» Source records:
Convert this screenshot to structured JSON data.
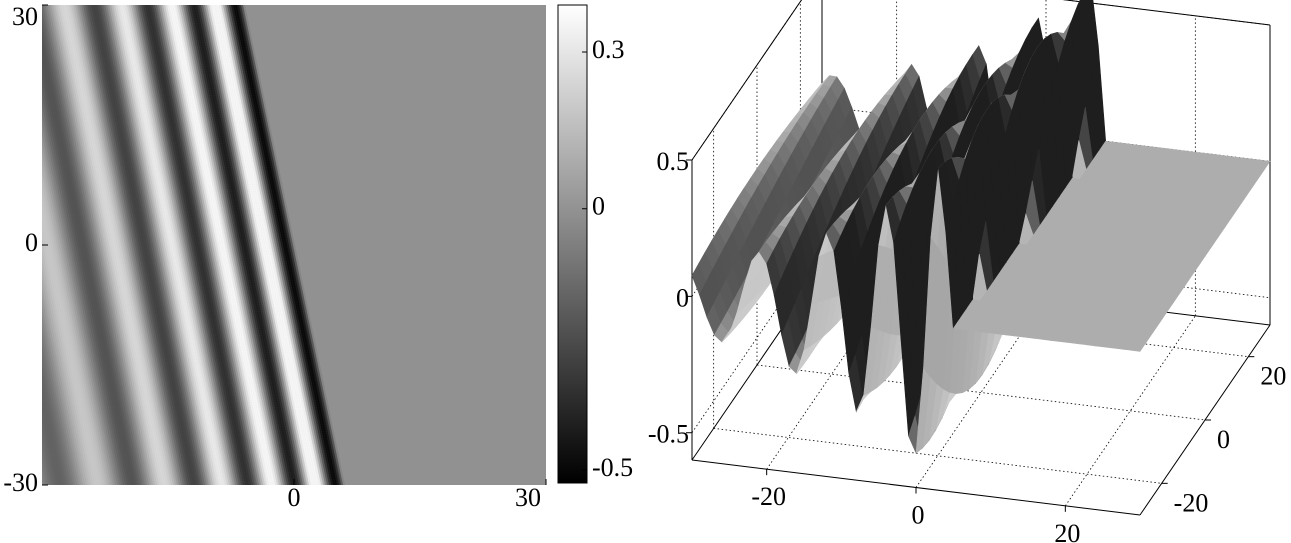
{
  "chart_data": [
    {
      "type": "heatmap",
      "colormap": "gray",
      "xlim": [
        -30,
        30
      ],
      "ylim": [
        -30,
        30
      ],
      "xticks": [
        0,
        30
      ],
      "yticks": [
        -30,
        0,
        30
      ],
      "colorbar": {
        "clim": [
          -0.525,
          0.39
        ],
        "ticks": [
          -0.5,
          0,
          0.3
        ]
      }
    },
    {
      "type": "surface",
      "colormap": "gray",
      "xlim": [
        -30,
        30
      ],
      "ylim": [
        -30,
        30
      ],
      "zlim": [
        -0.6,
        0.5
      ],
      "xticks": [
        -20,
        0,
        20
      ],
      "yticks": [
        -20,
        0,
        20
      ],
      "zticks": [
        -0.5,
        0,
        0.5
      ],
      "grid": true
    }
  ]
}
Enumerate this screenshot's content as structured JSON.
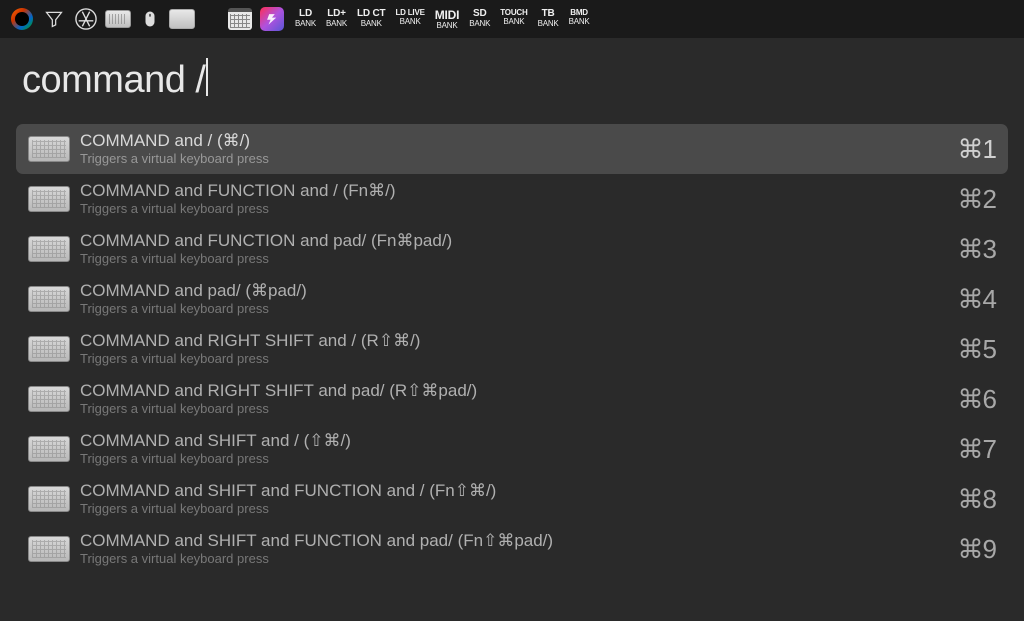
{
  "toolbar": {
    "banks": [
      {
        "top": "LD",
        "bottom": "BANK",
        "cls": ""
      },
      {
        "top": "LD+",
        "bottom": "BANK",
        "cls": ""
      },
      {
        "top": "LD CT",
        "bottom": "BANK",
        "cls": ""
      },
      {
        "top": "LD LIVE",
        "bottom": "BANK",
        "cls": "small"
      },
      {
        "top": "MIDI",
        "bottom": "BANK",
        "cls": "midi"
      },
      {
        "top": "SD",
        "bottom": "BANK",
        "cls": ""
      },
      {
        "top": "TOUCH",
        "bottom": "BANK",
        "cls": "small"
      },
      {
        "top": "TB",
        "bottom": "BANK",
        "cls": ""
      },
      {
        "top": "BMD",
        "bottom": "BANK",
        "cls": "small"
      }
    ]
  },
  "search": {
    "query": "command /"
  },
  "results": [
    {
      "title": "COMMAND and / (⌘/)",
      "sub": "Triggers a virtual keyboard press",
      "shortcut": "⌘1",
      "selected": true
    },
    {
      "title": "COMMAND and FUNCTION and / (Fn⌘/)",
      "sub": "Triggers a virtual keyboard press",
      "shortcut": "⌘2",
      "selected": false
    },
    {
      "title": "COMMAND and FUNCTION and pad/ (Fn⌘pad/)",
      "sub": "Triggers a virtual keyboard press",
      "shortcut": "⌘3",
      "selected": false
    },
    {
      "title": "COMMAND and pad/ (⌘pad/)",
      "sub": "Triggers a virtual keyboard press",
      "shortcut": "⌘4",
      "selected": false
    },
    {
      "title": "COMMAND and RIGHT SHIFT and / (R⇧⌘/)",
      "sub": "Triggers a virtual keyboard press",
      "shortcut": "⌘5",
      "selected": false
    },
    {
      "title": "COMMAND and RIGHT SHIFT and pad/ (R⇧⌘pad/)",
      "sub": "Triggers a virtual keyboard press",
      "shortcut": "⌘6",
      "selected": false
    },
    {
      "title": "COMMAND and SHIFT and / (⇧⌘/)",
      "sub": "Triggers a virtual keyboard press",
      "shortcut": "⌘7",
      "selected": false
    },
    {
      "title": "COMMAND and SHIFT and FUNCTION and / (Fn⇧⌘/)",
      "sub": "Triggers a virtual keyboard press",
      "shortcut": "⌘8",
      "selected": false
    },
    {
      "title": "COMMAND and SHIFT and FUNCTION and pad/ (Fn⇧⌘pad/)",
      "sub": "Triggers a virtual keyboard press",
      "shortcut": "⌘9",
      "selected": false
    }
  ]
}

» WORK TO COMPLETE:
Except for the pictures, give all the material above again verbatim.

» RESPONSE TO THE TASK:
Convert this screenshot to structured JSON data.
{
  "chart_data": [
    {
      "type": "heatmap",
      "colormap": "gray",
      "xlim": [
        -30,
        30
      ],
      "ylim": [
        -30,
        30
      ],
      "xticks": [
        0,
        30
      ],
      "yticks": [
        -30,
        0,
        30
      ],
      "colorbar": {
        "clim": [
          -0.525,
          0.39
        ],
        "ticks": [
          -0.5,
          0,
          0.3
        ]
      }
    },
    {
      "type": "surface",
      "colormap": "gray",
      "xlim": [
        -30,
        30
      ],
      "ylim": [
        -30,
        30
      ],
      "zlim": [
        -0.6,
        0.5
      ],
      "xticks": [
        -20,
        0,
        20
      ],
      "yticks": [
        -20,
        0,
        20
      ],
      "zticks": [
        -0.5,
        0,
        0.5
      ],
      "grid": true
    }
  ]
}
Enumerate this screenshot's content as structured JSON.
{
  "toolbar": {
    "banks": [
      {
        "top": "LD",
        "bottom": "BANK",
        "cls": ""
      },
      {
        "top": "LD+",
        "bottom": "BANK",
        "cls": ""
      },
      {
        "top": "LD CT",
        "bottom": "BANK",
        "cls": ""
      },
      {
        "top": "LD LIVE",
        "bottom": "BANK",
        "cls": "small"
      },
      {
        "top": "MIDI",
        "bottom": "BANK",
        "cls": "midi"
      },
      {
        "top": "SD",
        "bottom": "BANK",
        "cls": ""
      },
      {
        "top": "TOUCH",
        "bottom": "BANK",
        "cls": "small"
      },
      {
        "top": "TB",
        "bottom": "BANK",
        "cls": ""
      },
      {
        "top": "BMD",
        "bottom": "BANK",
        "cls": "small"
      }
    ]
  },
  "search": {
    "query": "command /"
  },
  "results": [
    {
      "title": "COMMAND and / (⌘/)",
      "sub": "Triggers a virtual keyboard press",
      "shortcut": "⌘1",
      "selected": true
    },
    {
      "title": "COMMAND and FUNCTION and / (Fn⌘/)",
      "sub": "Triggers a virtual keyboard press",
      "shortcut": "⌘2",
      "selected": false
    },
    {
      "title": "COMMAND and FUNCTION and pad/ (Fn⌘pad/)",
      "sub": "Triggers a virtual keyboard press",
      "shortcut": "⌘3",
      "selected": false
    },
    {
      "title": "COMMAND and pad/ (⌘pad/)",
      "sub": "Triggers a virtual keyboard press",
      "shortcut": "⌘4",
      "selected": false
    },
    {
      "title": "COMMAND and RIGHT SHIFT and / (R⇧⌘/)",
      "sub": "Triggers a virtual keyboard press",
      "shortcut": "⌘5",
      "selected": false
    },
    {
      "title": "COMMAND and RIGHT SHIFT and pad/ (R⇧⌘pad/)",
      "sub": "Triggers a virtual keyboard press",
      "shortcut": "⌘6",
      "selected": false
    },
    {
      "title": "COMMAND and SHIFT and / (⇧⌘/)",
      "sub": "Triggers a virtual keyboard press",
      "shortcut": "⌘7",
      "selected": false
    },
    {
      "title": "COMMAND and SHIFT and FUNCTION and / (Fn⇧⌘/)",
      "sub": "Triggers a virtual keyboard press",
      "shortcut": "⌘8",
      "selected": false
    },
    {
      "title": "COMMAND and SHIFT and FUNCTION and pad/ (Fn⇧⌘pad/)",
      "sub": "Triggers a virtual keyboard press",
      "shortcut": "⌘9",
      "selected": false
    }
  ]
}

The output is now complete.